◆ Exercise aim: Below are some records; retype all of them exactly.

◆ Entries supplied:
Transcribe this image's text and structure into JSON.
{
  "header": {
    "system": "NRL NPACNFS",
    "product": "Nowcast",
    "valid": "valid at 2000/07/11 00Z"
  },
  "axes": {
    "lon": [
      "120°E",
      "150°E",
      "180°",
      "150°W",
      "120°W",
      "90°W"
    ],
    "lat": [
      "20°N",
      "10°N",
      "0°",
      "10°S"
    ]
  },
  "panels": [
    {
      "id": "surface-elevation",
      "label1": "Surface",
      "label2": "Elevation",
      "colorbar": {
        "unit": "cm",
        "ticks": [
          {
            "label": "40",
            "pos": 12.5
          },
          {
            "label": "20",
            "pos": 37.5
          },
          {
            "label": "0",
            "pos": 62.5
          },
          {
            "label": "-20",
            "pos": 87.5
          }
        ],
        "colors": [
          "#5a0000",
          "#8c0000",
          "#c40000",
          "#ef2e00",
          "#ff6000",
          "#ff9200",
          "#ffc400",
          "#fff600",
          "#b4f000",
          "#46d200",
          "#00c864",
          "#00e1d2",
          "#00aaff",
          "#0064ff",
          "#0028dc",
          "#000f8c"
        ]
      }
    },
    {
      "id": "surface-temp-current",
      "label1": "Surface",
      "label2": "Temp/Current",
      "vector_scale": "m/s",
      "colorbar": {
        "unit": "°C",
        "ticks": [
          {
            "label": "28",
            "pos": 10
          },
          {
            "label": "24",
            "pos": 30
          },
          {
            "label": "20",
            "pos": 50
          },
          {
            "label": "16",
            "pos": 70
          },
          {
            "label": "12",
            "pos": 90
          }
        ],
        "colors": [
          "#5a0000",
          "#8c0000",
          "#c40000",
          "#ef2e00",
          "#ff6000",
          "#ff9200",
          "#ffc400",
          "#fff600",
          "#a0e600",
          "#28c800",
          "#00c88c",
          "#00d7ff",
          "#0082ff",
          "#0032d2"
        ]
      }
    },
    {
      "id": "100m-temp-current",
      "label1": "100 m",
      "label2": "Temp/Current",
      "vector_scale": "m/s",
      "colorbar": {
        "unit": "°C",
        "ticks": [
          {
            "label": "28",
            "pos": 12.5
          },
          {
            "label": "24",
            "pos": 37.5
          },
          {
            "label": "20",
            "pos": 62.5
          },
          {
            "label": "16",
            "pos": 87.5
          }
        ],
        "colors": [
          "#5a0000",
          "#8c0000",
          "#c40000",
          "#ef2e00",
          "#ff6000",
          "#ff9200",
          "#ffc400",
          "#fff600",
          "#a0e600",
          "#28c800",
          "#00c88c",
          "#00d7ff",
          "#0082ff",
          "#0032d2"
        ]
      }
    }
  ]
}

◆ Full output:
Transcribe this image's text and structure into JSON.
{
  "header": {
    "system": "NRL NPACNFS",
    "product": "Nowcast",
    "valid": "valid at 2000/07/11 00Z"
  },
  "axes": {
    "lon": [
      "120°E",
      "150°E",
      "180°",
      "150°W",
      "120°W",
      "90°W"
    ],
    "lat": [
      "20°N",
      "10°N",
      "0°",
      "10°S"
    ]
  },
  "panels": [
    {
      "id": "surface-elevation",
      "label1": "Surface",
      "label2": "Elevation",
      "colorbar": {
        "unit": "cm",
        "ticks": [
          {
            "label": "40",
            "pos": 12.5
          },
          {
            "label": "20",
            "pos": 37.5
          },
          {
            "label": "0",
            "pos": 62.5
          },
          {
            "label": "-20",
            "pos": 87.5
          }
        ],
        "colors": [
          "#5a0000",
          "#8c0000",
          "#c40000",
          "#ef2e00",
          "#ff6000",
          "#ff9200",
          "#ffc400",
          "#fff600",
          "#b4f000",
          "#46d200",
          "#00c864",
          "#00e1d2",
          "#00aaff",
          "#0064ff",
          "#0028dc",
          "#000f8c"
        ]
      }
    },
    {
      "id": "surface-temp-current",
      "label1": "Surface",
      "label2": "Temp/Current",
      "vector_scale": "m/s",
      "colorbar": {
        "unit": "°C",
        "ticks": [
          {
            "label": "28",
            "pos": 10
          },
          {
            "label": "24",
            "pos": 30
          },
          {
            "label": "20",
            "pos": 50
          },
          {
            "label": "16",
            "pos": 70
          },
          {
            "label": "12",
            "pos": 90
          }
        ],
        "colors": [
          "#5a0000",
          "#8c0000",
          "#c40000",
          "#ef2e00",
          "#ff6000",
          "#ff9200",
          "#ffc400",
          "#fff600",
          "#a0e600",
          "#28c800",
          "#00c88c",
          "#00d7ff",
          "#0082ff",
          "#0032d2"
        ]
      }
    },
    {
      "id": "100m-temp-current",
      "label1": "100 m",
      "label2": "Temp/Current",
      "vector_scale": "m/s",
      "colorbar": {
        "unit": "°C",
        "ticks": [
          {
            "label": "28",
            "pos": 12.5
          },
          {
            "label": "24",
            "pos": 37.5
          },
          {
            "label": "20",
            "pos": 62.5
          },
          {
            "label": "16",
            "pos": 87.5
          }
        ],
        "colors": [
          "#5a0000",
          "#8c0000",
          "#c40000",
          "#ef2e00",
          "#ff6000",
          "#ff9200",
          "#ffc400",
          "#fff600",
          "#a0e600",
          "#28c800",
          "#00c88c",
          "#00d7ff",
          "#0082ff",
          "#0032d2"
        ]
      }
    }
  ]
}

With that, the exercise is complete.